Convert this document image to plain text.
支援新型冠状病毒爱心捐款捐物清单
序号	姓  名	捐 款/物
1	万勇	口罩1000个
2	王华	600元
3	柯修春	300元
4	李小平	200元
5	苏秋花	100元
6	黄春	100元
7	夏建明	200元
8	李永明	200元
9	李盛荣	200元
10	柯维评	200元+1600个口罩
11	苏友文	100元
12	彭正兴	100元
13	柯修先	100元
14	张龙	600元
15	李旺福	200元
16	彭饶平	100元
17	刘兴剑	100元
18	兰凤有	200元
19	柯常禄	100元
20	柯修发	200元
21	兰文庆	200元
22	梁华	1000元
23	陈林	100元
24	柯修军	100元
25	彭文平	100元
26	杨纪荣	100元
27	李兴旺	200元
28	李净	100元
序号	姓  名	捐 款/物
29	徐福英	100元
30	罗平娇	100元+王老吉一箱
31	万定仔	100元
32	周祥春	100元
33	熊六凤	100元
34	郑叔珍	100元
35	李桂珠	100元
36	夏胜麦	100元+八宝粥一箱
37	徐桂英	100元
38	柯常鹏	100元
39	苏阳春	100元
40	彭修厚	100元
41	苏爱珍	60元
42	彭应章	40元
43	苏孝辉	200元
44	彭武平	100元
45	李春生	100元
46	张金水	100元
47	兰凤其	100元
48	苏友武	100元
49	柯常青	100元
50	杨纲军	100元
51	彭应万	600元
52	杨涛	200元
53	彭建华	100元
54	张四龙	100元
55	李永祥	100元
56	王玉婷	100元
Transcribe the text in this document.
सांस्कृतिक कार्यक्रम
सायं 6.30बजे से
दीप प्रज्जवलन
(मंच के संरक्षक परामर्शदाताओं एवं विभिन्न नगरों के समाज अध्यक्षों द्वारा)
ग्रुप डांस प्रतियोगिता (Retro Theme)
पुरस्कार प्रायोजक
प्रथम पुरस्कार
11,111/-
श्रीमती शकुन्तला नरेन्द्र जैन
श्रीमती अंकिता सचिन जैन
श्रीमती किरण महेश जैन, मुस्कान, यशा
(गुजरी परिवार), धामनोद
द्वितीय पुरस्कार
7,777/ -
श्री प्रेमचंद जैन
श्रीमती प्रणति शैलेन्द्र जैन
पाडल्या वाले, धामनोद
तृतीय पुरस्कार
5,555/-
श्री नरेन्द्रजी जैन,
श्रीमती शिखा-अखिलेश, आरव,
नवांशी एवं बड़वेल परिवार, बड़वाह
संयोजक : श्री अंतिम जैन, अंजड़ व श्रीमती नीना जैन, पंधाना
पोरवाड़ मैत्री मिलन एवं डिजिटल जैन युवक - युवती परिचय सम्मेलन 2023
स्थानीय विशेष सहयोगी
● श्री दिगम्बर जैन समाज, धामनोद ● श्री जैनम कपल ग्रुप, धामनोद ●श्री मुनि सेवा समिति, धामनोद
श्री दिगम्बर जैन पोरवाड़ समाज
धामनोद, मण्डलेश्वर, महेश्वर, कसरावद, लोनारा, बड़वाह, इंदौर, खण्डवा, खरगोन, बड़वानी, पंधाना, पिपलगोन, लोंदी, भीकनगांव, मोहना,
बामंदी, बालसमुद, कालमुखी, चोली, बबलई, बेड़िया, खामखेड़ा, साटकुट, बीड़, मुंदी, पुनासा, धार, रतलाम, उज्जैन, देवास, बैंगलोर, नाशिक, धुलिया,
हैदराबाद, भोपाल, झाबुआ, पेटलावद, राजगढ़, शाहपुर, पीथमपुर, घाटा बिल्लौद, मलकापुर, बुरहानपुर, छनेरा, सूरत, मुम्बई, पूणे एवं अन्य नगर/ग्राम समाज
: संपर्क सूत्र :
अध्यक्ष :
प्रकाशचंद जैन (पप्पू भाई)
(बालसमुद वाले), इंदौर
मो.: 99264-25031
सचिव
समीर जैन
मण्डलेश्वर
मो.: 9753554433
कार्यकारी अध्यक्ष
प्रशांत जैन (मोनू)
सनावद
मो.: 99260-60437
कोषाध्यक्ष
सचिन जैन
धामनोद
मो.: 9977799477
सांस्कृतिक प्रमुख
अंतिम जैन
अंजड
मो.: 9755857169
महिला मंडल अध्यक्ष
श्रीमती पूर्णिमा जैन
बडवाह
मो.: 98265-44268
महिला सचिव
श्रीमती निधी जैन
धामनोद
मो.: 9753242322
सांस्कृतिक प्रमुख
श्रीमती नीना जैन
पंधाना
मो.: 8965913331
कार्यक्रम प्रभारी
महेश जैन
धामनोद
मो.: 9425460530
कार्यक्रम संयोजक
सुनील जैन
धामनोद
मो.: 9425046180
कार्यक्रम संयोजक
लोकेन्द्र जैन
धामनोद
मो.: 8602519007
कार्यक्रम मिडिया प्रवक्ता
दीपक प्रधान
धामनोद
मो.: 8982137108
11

....

Written task: Hand back the material above in full, exactly as written.

Response for this exercise:
Convert this document image to plain text.
支援新型冠状病毒爱心捐款捐物清单
序号	姓  名	捐 款/物
1	万勇	口罩1000个
2	王华	600元
3	柯修春	300元
4	李小平	200元
5	苏秋花	100元
6	黄春	100元
7	夏建明	200元
8	李永明	200元
9	李盛荣	200元
10	柯维评	200元+1600个口罩
11	苏友文	100元
12	彭正兴	100元
13	柯修先	100元
14	张龙	600元
15	李旺福	200元
16	彭饶平	100元
17	刘兴剑	100元
18	兰凤有	200元
19	柯常禄	100元
20	柯修发	200元
21	兰文庆	200元
22	梁华	1000元
23	陈林	100元
24	柯修军	100元
25	彭文平	100元
26	杨纪荣	100元
27	李兴旺	200元
28	李净	100元
序号	姓  名	捐 款/物
29	徐福英	100元
30	罗平娇	100元+王老吉一箱
31	万定仔	100元
32	周祥春	100元
33	熊六凤	100元
34	郑叔珍	100元
35	李桂珠	100元
36	夏胜麦	100元+八宝粥一箱
37	徐桂英	100元
38	柯常鹏	100元
39	苏阳春	100元
40	彭修厚	100元
41	苏爱珍	60元
42	彭应章	40元
43	苏孝辉	200元
44	彭武平	100元
45	李春生	100元
46	张金水	100元
47	兰凤其	100元
48	苏友武	100元
49	柯常青	100元
50	杨纲军	100元
51	彭应万	600元
52	杨涛	200元
53	彭建华	100元
54	张四龙	100元
55	李永祥	100元
56	王玉婷	100元
Transcribe the text in this document.
सांस्कृतिक कार्यक्रम
सायं 6.30बजे से
दीप प्रज्जवलन
(मंच के संरक्षक परामर्शदाताओं एवं विभिन्न नगरों के समाज अध्यक्षों द्वारा)
ग्रुप डांस प्रतियोगिता (Retro Theme)
पुरस्कार प्रायोजक
प्रथम पुरस्कार
11,111/-
श्रीमती शकुन्तला नरेन्द्र जैन
श्रीमती अंकिता सचिन जैन
श्रीमती किरण महेश जैन, मुस्कान, यशा
(गुजरी परिवार), धामनोद
द्वितीय पुरस्कार
7,777/ -
श्री प्रेमचंद जैन
श्रीमती प्रणति शैलेन्द्र जैन
पाडल्या वाले, धामनोद
तृतीय पुरस्कार
5,555/-
श्री नरेन्द्रजी जैन,
श्रीमती शिखा-अखिलेश, आरव,
नवांशी एवं बड़वेल परिवार, बड़वाह
संयोजक : श्री अंतिम जैन, अंजड़ व श्रीमती नीना जैन, पंधाना
पोरवाड़ मैत्री मिलन एवं डिजिटल जैन युवक - युवती परिचय सम्मेलन 2023
स्थानीय विशेष सहयोगी
● श्री दिगम्बर जैन समाज, धामनोद ● श्री जैनम कपल ग्रुप, धामनोद ●श्री मुनि सेवा समिति, धामनोद
श्री दिगम्बर जैन पोरवाड़ समाज
धामनोद, मण्डलेश्वर, महेश्वर, कसरावद, लोनारा, बड़वाह, इंदौर, खण्डवा, खरगोन, बड़वानी, पंधाना, पिपलगोन, लोंदी, भीकनगांव, मोहना,
बामंदी, बालसमुद, कालमुखी, चोली, बबलई, बेड़िया, खामखेड़ा, साटकुट, बीड़, मुंदी, पुनासा, धार, रतलाम, उज्जैन, देवास, बैंगलोर, नाशिक, धुलिया,
हैदराबाद, भोपाल, झाबुआ, पेटलावद, राजगढ़, शाहपुर, पीथमपुर, घाटा बिल्लौद, मलकापुर, बुरहानपुर, छनेरा, सूरत, मुम्बई, पूणे एवं अन्य नगर/ग्राम समाज
: संपर्क सूत्र :
अध्यक्ष :
प्रकाशचंद जैन (पप्पू भाई)
(बालसमुद वाले), इंदौर
मो.: 99264-25031
सचिव
समीर जैन
मण्डलेश्वर
मो.: 9753554433
कार्यकारी अध्यक्ष
प्रशांत जैन (मोनू)
सनावद
मो.: 99260-60437
कोषाध्यक्ष
सचिन जैन
धामनोद
मो.: 9977799477
सांस्कृतिक प्रमुख
अंतिम जैन
अंजड
मो.: 9755857169
महिला मंडल अध्यक्ष
श्रीमती पूर्णिमा जैन
बडवाह
मो.: 98265-44268
महिला सचिव
श्रीमती निधी जैन
धामनोद
मो.: 9753242322
सांस्कृतिक प्रमुख
श्रीमती नीना जैन
पंधाना
मो.: 8965913331
कार्यक्रम प्रभारी
महेश जैन
धामनोद
मो.: 9425460530
कार्यक्रम संयोजक
सुनील जैन
धामनोद
मो.: 9425046180
कार्यक्रम संयोजक
लोकेन्द्र जैन
धामनोद
मो.: 8602519007
कार्यक्रम मिडिया प्रवक्ता
दीपक प्रधान
धामनोद
मो.: 8982137108
11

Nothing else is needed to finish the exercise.